## Given data:
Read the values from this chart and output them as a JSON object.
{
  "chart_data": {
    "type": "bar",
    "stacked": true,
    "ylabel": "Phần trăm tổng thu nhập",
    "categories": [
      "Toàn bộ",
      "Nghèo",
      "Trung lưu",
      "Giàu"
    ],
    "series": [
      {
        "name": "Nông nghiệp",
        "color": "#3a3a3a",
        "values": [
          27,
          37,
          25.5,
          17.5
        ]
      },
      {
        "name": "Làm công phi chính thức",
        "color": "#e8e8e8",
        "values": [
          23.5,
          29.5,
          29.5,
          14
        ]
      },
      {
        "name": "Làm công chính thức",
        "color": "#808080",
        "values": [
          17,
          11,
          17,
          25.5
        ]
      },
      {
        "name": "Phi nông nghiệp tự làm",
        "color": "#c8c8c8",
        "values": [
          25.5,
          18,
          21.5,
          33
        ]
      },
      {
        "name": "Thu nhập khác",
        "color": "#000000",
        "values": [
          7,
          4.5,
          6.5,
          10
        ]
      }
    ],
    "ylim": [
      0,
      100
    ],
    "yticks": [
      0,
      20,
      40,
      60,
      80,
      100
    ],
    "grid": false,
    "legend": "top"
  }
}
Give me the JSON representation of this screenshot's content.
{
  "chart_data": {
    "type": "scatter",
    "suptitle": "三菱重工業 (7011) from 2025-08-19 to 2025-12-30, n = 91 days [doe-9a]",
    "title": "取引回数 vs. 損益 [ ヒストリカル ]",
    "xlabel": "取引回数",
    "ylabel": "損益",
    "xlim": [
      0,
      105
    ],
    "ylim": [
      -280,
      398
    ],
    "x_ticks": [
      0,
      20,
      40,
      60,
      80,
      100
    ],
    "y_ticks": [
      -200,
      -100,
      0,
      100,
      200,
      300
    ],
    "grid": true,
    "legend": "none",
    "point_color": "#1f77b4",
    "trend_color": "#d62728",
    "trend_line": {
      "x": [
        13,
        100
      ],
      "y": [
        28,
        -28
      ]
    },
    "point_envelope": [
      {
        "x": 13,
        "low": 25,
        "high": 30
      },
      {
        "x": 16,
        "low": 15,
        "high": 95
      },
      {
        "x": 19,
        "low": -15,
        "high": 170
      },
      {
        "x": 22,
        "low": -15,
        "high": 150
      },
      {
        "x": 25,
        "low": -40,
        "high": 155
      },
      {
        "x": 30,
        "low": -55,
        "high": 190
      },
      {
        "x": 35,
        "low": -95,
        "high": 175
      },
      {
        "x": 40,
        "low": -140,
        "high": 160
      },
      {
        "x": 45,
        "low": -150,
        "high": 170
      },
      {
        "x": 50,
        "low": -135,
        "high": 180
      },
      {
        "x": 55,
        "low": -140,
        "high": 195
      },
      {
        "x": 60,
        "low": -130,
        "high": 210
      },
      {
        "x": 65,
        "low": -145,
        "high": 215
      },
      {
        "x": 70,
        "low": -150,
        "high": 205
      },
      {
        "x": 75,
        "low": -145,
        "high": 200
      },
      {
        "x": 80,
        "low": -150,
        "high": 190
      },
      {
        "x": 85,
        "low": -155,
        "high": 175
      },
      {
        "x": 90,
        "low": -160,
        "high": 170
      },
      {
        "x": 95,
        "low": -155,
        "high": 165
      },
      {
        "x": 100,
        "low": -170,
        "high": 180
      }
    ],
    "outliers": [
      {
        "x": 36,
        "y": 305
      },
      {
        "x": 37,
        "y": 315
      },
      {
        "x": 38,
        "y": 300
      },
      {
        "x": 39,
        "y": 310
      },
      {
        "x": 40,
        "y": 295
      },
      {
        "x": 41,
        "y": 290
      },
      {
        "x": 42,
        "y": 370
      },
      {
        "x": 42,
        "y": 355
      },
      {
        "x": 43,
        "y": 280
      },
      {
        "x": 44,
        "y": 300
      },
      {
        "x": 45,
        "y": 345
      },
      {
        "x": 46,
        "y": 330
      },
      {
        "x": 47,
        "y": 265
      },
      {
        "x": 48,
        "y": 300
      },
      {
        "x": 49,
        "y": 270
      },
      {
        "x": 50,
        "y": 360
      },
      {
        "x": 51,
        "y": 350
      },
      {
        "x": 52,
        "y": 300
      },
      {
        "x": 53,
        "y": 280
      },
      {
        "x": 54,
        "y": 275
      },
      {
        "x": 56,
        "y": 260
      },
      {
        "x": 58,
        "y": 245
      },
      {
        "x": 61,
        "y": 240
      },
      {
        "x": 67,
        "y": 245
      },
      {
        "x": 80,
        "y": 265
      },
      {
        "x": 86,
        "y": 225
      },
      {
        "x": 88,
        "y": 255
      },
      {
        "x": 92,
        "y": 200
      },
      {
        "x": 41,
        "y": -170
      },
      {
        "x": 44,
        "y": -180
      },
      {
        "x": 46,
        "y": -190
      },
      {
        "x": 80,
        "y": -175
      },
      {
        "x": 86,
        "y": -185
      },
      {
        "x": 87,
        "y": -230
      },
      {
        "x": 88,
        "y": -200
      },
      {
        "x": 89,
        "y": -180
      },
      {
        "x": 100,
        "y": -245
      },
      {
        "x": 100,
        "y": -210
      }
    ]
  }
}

## Problem:
Only lines with the string "nghiệp" belong in your answer; copy each one.

## Answer to the problem:
        "name": "Nông nghiệp",
        "name": "Phi nông nghiệp tự làm",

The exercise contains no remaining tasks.